:: EXERCISE ::
Provide an exact copy of the data, excluding the images.

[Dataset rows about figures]
━━━━━━━━━━━━━━━━━━━━━━━━━━━━━━

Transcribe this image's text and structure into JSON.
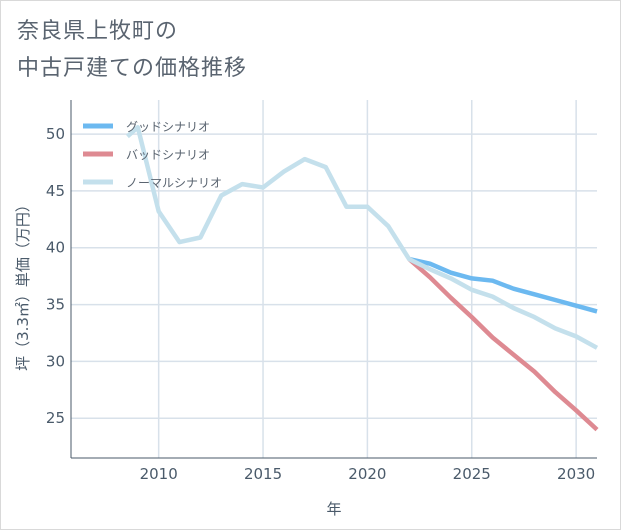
{
  "title": "奈良県上牧町の\n中古戸建ての価格推移",
  "colors": {
    "good": "#6cb9f0",
    "bad": "#de8a92",
    "normal": "#c4e0ec",
    "grid": "#d8e1ea",
    "frame": "#4a5a6a"
  },
  "chart_data": {
    "type": "line",
    "title": "奈良県上牧町の中古戸建ての価格推移",
    "xlabel": "年",
    "ylabel": "坪（3.3㎡）単価（万円）",
    "xlim": [
      2005.8,
      2031
    ],
    "ylim": [
      21.5,
      53.0
    ],
    "x_ticks": [
      2010,
      2015,
      2020,
      2025,
      2030
    ],
    "y_ticks": [
      25,
      30,
      35,
      40,
      45,
      50
    ],
    "grid": true,
    "legend_position": "top-left",
    "series": [
      {
        "name": "グッドシナリオ",
        "color_key": "good",
        "points": [
          [
            2022,
            39.0
          ],
          [
            2023,
            38.6
          ],
          [
            2024,
            37.8
          ],
          [
            2025,
            37.3
          ],
          [
            2026,
            37.1
          ],
          [
            2027,
            36.4
          ],
          [
            2028,
            35.9
          ],
          [
            2029,
            35.4
          ],
          [
            2030,
            34.9
          ],
          [
            2031,
            34.4
          ]
        ]
      },
      {
        "name": "バッドシナリオ",
        "color_key": "bad",
        "points": [
          [
            2022,
            39.0
          ],
          [
            2023,
            37.4
          ],
          [
            2024,
            35.6
          ],
          [
            2025,
            33.9
          ],
          [
            2026,
            32.1
          ],
          [
            2027,
            30.6
          ],
          [
            2028,
            29.1
          ],
          [
            2029,
            27.3
          ],
          [
            2030,
            25.7
          ],
          [
            2031,
            24.0
          ]
        ]
      },
      {
        "name": "ノーマルシナリオ",
        "color_key": "normal",
        "points": [
          [
            2008.5,
            49.8
          ],
          [
            2009,
            50.6
          ],
          [
            2010,
            43.2
          ],
          [
            2011,
            40.5
          ],
          [
            2012,
            40.9
          ],
          [
            2013,
            44.6
          ],
          [
            2014,
            45.6
          ],
          [
            2015,
            45.3
          ],
          [
            2016,
            46.7
          ],
          [
            2017,
            47.8
          ],
          [
            2018,
            47.1
          ],
          [
            2019,
            43.6
          ],
          [
            2020,
            43.6
          ],
          [
            2021,
            41.9
          ],
          [
            2022,
            39.0
          ],
          [
            2023,
            38.1
          ],
          [
            2024,
            37.3
          ],
          [
            2025,
            36.3
          ],
          [
            2026,
            35.7
          ],
          [
            2027,
            34.7
          ],
          [
            2028,
            33.9
          ],
          [
            2029,
            32.9
          ],
          [
            2030,
            32.2
          ],
          [
            2031,
            31.2
          ]
        ]
      }
    ]
  }
}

━━━━━━━━━━━━━━━━━━━━━━━━━━━━━━

:: RESULT ::
Transcribe this image's text and structure into JSON.
{
  "title": "奈良県上牧町の\n中古戸建ての価格推移",
  "colors": {
    "good": "#6cb9f0",
    "bad": "#de8a92",
    "normal": "#c4e0ec",
    "grid": "#d8e1ea",
    "frame": "#4a5a6a"
  },
  "chart_data": {
    "type": "line",
    "title": "奈良県上牧町の中古戸建ての価格推移",
    "xlabel": "年",
    "ylabel": "坪（3.3㎡）単価（万円）",
    "xlim": [
      2005.8,
      2031
    ],
    "ylim": [
      21.5,
      53.0
    ],
    "x_ticks": [
      2010,
      2015,
      2020,
      2025,
      2030
    ],
    "y_ticks": [
      25,
      30,
      35,
      40,
      45,
      50
    ],
    "grid": true,
    "legend_position": "top-left",
    "series": [
      {
        "name": "グッドシナリオ",
        "color_key": "good",
        "points": [
          [
            2022,
            39.0
          ],
          [
            2023,
            38.6
          ],
          [
            2024,
            37.8
          ],
          [
            2025,
            37.3
          ],
          [
            2026,
            37.1
          ],
          [
            2027,
            36.4
          ],
          [
            2028,
            35.9
          ],
          [
            2029,
            35.4
          ],
          [
            2030,
            34.9
          ],
          [
            2031,
            34.4
          ]
        ]
      },
      {
        "name": "バッドシナリオ",
        "color_key": "bad",
        "points": [
          [
            2022,
            39.0
          ],
          [
            2023,
            37.4
          ],
          [
            2024,
            35.6
          ],
          [
            2025,
            33.9
          ],
          [
            2026,
            32.1
          ],
          [
            2027,
            30.6
          ],
          [
            2028,
            29.1
          ],
          [
            2029,
            27.3
          ],
          [
            2030,
            25.7
          ],
          [
            2031,
            24.0
          ]
        ]
      },
      {
        "name": "ノーマルシナリオ",
        "color_key": "normal",
        "points": [
          [
            2008.5,
            49.8
          ],
          [
            2009,
            50.6
          ],
          [
            2010,
            43.2
          ],
          [
            2011,
            40.5
          ],
          [
            2012,
            40.9
          ],
          [
            2013,
            44.6
          ],
          [
            2014,
            45.6
          ],
          [
            2015,
            45.3
          ],
          [
            2016,
            46.7
          ],
          [
            2017,
            47.8
          ],
          [
            2018,
            47.1
          ],
          [
            2019,
            43.6
          ],
          [
            2020,
            43.6
          ],
          [
            2021,
            41.9
          ],
          [
            2022,
            39.0
          ],
          [
            2023,
            38.1
          ],
          [
            2024,
            37.3
          ],
          [
            2025,
            36.3
          ],
          [
            2026,
            35.7
          ],
          [
            2027,
            34.7
          ],
          [
            2028,
            33.9
          ],
          [
            2029,
            32.9
          ],
          [
            2030,
            32.2
          ],
          [
            2031,
            31.2
          ]
        ]
      }
    ]
  }
}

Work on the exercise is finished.